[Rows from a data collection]
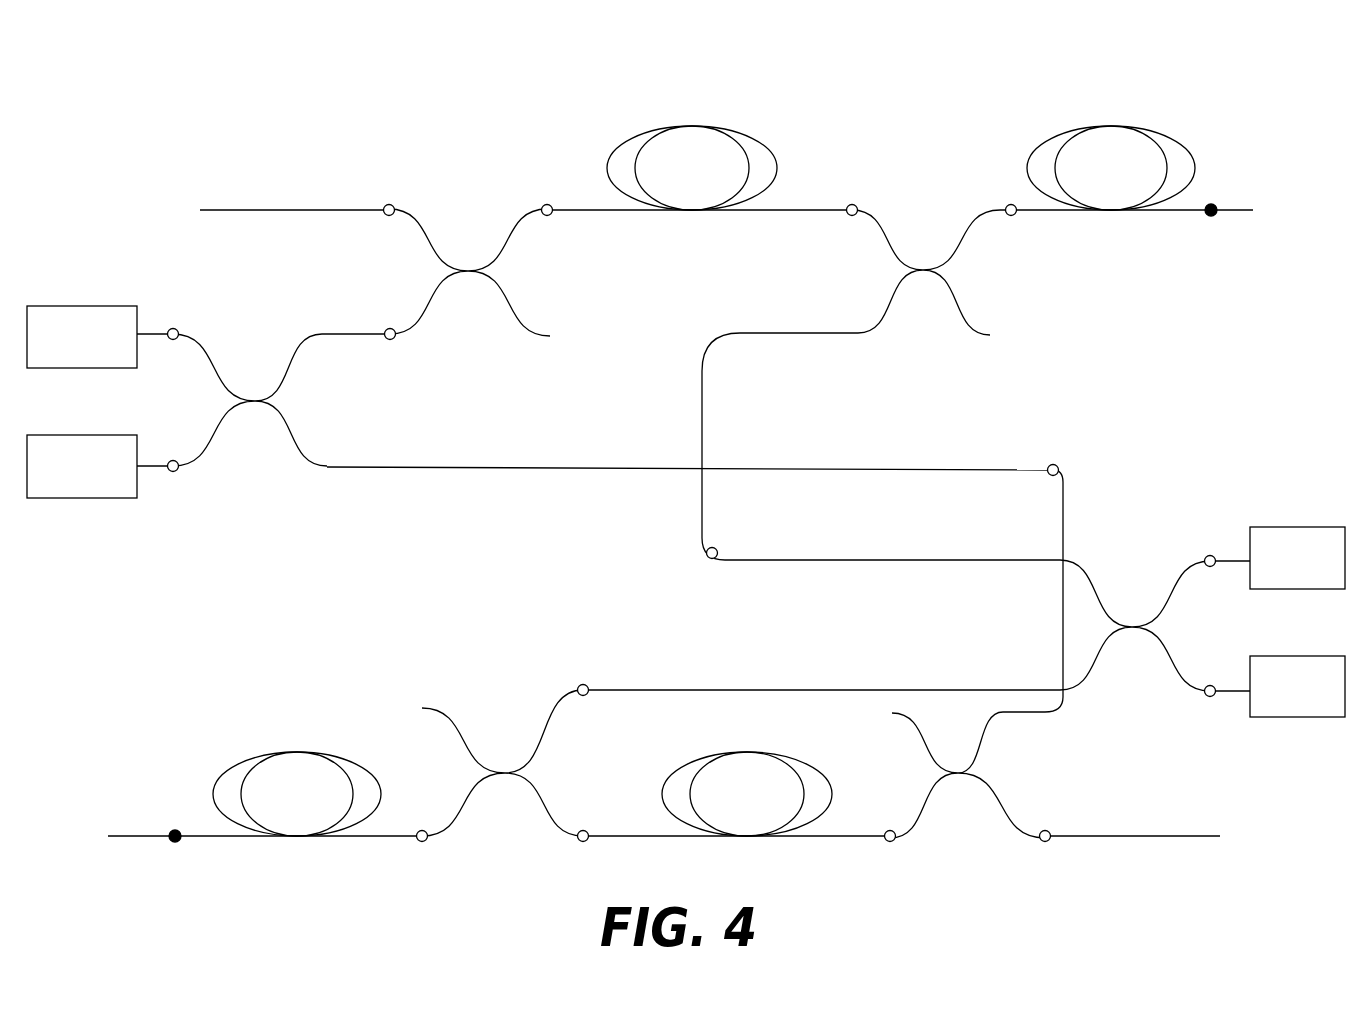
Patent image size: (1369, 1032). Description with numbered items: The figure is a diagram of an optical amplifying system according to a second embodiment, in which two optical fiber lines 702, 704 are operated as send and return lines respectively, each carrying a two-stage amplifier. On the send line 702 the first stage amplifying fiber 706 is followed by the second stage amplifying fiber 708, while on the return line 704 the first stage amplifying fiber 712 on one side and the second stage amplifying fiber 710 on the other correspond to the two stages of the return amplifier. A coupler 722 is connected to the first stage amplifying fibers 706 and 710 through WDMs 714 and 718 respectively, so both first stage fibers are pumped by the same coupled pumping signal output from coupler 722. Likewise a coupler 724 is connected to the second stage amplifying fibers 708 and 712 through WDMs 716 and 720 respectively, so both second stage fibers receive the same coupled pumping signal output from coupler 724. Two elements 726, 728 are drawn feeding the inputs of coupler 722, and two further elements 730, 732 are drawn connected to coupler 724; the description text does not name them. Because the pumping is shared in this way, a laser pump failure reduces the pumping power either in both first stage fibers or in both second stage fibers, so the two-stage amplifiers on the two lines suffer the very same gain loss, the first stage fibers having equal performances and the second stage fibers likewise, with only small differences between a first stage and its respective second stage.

The optical fiber line 702 is at (287, 209).
The optical fiber line 704 is at (130, 835).
The first stage amplifying fiber 706 is at (683, 127).
The second stage amplifying fiber 708 is at (1108, 128).
The first stage amplifying fiber 710 is at (772, 753).
The second stage amplifying fiber 712 is at (293, 753).
The WDM 714 is at (465, 258).
The WDM 716 is at (922, 260).
The WDM 718 is at (958, 790).
The WDM 720 is at (505, 785).
The coupler 722 is at (250, 390).
The coupler 724 is at (1123, 610).
The light source 726 is at (85, 317).
The light source 728 is at (92, 492).
The detector 730 is at (1277, 535).
The detector 732 is at (1288, 710).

:: REQUIREMENTS ::
Update every row by replacing "optical amplifying system" with "optical amplifier system", keeping all other text the same, and write out the lines again without the pictures.

:: SOLVED PROBLEM ::
Patent image size: (1369, 1032). Description with numbered items: The figure is a diagram of an optical amplifier system according to a second embodiment, in which two optical fiber lines 702, 704 are operated as send and return lines respectively, each carrying a two-stage amplifier. On the send line 702 the first stage amplifying fiber 706 is followed by the second stage amplifying fiber 708, while on the return line 704 the first stage amplifying fiber 712 on one side and the second stage amplifying fiber 710 on the other correspond to the two stages of the return amplifier. A coupler 722 is connected to the first stage amplifying fibers 706 and 710 through WDMs 714 and 718 respectively, so both first stage fibers are pumped by the same coupled pumping signal output from coupler 722. Likewise a coupler 724 is connected to the second stage amplifying fibers 708 and 712 through WDMs 716 and 720 respectively, so both second stage fibers receive the same coupled pumping signal output from coupler 724. Two elements 726, 728 are drawn feeding the inputs of coupler 722, and two further elements 730, 732 are drawn connected to coupler 724; the description text does not name them. Because the pumping is shared in this way, a laser pump failure reduces the pumping power either in both first stage fibers or in both second stage fibers, so the two-stage amplifiers on the two lines suffer the very same gain loss, the first stage fibers having equal performances and the second stage fibers likewise, with only small differences between a first stage and its respective second stage.

The optical fiber line 702 is at (287, 209).
The optical fiber line 704 is at (130, 835).
The first stage amplifying fiber 706 is at (683, 127).
The second stage amplifying fiber 708 is at (1108, 128).
The first stage amplifying fiber 710 is at (772, 753).
The second stage amplifying fiber 712 is at (293, 753).
The WDM 714 is at (465, 258).
The WDM 716 is at (922, 260).
The WDM 718 is at (958, 790).
The WDM 720 is at (505, 785).
The coupler 722 is at (250, 390).
The coupler 724 is at (1123, 610).
The light source 726 is at (85, 317).
The light source 728 is at (92, 492).
The detector 730 is at (1277, 535).
The detector 732 is at (1288, 710).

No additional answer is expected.